> _Dataset_
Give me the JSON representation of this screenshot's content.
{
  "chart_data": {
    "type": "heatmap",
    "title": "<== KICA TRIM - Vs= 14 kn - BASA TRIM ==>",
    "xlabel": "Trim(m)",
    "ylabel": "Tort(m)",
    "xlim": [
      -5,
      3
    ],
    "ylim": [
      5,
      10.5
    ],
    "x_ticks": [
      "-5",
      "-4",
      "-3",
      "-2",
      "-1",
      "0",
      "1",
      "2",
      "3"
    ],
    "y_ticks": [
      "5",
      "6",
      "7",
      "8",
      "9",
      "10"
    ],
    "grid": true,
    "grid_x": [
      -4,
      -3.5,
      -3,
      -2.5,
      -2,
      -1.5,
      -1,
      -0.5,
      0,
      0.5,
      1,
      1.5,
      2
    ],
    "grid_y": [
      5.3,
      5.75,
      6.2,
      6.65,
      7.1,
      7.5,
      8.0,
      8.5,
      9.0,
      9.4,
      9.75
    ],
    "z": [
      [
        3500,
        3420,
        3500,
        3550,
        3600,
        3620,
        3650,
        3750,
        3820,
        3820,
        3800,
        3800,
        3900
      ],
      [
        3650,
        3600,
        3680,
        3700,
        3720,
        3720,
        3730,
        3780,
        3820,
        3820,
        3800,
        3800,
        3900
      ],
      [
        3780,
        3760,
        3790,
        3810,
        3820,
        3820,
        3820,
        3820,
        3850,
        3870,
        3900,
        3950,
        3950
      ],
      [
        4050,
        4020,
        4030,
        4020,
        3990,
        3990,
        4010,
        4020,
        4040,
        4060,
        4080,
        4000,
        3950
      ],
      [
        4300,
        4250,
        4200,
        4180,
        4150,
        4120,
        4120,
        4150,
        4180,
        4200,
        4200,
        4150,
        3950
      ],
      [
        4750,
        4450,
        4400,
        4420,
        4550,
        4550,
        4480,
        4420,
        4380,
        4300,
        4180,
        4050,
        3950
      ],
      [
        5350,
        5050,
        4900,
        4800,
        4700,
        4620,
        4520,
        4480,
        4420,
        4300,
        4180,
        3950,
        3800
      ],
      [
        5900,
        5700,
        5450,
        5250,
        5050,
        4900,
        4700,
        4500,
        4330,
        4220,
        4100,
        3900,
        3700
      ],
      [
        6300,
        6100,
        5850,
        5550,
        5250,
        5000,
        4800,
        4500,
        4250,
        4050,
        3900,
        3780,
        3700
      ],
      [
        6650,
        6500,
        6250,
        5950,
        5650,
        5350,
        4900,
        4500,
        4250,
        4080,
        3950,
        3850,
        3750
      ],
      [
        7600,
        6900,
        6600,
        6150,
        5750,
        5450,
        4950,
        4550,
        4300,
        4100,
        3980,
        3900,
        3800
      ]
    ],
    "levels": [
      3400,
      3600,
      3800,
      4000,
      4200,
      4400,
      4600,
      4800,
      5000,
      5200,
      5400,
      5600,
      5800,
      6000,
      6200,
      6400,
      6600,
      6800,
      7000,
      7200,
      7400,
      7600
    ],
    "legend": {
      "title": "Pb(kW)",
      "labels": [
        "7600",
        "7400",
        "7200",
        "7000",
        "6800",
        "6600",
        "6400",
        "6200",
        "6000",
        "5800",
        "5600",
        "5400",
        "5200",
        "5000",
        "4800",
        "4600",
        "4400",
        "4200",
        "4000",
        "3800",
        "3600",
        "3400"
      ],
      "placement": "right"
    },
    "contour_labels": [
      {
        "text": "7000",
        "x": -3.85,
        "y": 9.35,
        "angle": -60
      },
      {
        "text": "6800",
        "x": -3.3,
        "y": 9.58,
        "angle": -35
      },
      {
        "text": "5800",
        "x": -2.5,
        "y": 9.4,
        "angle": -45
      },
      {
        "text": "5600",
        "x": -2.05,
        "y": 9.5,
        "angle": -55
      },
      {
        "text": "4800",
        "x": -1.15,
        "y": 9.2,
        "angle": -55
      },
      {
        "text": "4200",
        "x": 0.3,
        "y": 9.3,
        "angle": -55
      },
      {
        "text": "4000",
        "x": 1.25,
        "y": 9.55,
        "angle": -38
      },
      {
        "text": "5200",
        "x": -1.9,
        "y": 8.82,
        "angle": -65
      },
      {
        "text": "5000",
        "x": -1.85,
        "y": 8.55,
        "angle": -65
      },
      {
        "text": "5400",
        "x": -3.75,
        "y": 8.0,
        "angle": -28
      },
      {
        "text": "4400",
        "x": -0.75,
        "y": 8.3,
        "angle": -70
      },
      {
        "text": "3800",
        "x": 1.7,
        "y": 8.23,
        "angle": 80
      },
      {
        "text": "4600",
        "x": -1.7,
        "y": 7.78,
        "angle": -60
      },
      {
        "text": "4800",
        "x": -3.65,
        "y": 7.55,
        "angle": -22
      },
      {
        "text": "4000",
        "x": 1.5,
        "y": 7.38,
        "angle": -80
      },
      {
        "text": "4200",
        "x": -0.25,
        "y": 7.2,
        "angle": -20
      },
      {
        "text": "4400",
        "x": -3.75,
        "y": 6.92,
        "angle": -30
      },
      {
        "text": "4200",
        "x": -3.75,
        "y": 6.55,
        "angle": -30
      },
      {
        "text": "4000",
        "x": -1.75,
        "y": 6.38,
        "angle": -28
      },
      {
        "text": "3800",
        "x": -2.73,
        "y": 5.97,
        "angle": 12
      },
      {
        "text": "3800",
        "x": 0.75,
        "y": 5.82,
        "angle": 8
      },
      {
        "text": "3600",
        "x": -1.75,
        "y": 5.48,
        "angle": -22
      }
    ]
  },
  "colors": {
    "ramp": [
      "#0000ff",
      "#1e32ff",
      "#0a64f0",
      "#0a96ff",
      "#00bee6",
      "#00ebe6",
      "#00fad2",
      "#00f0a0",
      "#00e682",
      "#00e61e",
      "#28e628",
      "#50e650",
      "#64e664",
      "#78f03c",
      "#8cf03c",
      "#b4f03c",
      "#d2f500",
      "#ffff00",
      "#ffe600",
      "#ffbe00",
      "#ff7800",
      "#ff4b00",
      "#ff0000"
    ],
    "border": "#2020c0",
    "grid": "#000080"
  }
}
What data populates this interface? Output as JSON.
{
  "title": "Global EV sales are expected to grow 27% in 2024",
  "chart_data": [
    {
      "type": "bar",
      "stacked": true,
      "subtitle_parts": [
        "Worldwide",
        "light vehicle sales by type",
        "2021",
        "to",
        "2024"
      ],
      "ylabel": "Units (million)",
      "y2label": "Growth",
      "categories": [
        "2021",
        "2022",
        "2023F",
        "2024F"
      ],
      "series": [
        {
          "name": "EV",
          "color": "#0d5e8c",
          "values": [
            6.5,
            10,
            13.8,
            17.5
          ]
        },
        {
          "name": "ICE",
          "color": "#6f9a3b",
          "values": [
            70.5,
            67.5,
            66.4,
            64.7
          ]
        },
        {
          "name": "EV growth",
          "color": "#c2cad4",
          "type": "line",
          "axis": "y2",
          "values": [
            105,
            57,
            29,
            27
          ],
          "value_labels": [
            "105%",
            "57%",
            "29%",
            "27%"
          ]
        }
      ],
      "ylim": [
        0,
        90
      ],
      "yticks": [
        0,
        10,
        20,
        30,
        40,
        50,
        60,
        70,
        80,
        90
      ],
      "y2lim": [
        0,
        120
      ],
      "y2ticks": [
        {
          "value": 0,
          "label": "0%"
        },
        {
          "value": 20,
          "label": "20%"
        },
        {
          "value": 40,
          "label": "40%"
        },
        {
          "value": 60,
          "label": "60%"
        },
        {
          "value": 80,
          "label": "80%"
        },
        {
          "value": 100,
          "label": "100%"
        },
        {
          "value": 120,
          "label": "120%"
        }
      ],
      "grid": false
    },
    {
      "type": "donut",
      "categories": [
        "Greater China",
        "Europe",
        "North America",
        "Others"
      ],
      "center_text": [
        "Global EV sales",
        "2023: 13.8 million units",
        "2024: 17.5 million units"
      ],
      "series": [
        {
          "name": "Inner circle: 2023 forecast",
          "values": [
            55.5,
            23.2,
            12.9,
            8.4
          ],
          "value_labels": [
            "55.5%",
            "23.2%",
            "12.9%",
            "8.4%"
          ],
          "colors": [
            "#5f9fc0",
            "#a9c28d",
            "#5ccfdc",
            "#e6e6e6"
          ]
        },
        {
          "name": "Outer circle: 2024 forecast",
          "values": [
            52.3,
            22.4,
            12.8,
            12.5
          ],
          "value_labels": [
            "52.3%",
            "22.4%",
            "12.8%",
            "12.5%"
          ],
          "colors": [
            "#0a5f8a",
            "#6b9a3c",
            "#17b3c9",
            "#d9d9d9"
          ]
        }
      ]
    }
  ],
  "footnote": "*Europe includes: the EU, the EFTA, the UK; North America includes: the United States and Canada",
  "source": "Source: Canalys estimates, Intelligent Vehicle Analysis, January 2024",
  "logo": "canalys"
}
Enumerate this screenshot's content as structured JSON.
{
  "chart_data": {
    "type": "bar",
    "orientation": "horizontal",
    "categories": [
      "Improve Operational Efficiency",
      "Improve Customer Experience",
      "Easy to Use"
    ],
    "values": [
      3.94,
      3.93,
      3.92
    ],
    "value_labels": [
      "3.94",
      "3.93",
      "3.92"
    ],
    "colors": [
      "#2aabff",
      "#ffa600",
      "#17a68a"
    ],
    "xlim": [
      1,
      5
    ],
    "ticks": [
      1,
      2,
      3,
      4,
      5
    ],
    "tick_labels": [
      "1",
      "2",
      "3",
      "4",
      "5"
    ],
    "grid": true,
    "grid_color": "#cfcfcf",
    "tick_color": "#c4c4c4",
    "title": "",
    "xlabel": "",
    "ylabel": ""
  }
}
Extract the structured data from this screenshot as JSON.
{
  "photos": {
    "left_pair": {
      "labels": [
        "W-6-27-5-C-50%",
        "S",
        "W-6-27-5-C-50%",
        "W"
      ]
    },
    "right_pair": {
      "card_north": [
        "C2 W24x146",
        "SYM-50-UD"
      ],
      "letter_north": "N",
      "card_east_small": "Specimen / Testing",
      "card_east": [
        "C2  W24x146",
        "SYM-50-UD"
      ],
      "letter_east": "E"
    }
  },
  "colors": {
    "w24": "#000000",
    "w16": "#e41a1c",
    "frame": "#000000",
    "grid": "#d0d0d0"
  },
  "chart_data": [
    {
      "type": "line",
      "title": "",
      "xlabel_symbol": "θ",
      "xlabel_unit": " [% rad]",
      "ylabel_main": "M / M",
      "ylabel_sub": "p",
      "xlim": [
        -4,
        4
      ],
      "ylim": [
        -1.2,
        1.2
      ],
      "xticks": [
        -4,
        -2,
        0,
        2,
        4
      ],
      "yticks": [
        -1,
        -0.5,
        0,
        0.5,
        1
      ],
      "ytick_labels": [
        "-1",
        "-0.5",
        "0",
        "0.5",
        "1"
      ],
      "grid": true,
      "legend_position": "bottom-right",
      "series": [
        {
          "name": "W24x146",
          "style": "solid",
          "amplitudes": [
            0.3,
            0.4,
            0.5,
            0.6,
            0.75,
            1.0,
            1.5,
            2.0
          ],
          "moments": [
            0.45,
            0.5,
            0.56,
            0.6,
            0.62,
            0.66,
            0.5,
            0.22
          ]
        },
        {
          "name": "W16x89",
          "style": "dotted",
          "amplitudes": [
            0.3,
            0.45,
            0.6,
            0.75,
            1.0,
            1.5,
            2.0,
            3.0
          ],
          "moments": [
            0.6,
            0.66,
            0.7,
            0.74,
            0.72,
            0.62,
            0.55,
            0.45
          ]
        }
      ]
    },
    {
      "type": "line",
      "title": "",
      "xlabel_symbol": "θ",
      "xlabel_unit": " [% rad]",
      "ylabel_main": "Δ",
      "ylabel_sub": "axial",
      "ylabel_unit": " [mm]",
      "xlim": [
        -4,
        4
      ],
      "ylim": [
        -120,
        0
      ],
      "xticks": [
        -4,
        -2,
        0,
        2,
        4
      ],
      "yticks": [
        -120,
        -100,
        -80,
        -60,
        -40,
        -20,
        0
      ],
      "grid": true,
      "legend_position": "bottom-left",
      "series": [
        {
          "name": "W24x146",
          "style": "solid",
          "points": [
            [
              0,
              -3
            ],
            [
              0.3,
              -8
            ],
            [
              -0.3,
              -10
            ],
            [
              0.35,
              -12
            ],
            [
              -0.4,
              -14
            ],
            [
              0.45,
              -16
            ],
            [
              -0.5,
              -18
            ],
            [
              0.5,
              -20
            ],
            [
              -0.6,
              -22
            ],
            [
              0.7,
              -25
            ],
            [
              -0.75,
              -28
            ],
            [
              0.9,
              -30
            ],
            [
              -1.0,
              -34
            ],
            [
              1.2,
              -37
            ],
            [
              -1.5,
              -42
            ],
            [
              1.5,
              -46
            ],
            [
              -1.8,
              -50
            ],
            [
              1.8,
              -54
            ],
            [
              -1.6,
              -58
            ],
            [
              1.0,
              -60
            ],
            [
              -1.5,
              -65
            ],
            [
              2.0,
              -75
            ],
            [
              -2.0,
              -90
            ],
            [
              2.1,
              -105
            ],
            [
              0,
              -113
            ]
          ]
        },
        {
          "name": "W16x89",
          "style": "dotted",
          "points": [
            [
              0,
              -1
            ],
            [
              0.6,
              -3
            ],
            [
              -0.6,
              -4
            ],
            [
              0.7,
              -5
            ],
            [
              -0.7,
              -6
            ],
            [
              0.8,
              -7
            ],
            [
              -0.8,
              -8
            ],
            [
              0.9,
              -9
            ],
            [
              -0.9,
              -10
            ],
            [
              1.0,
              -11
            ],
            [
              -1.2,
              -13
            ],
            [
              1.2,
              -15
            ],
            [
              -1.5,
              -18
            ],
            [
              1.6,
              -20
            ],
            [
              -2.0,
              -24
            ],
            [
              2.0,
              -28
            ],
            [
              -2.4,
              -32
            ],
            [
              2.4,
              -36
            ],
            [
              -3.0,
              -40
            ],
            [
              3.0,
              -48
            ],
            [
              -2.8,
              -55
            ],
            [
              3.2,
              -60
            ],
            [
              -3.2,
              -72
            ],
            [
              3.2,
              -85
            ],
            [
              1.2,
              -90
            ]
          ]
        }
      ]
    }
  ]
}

> _What is required_
In the listing above, find the lines holding the word "Improve" and copy them.

> _Answer to the problem_
      "Improve Operational Efficiency",
      "Improve Customer Experience",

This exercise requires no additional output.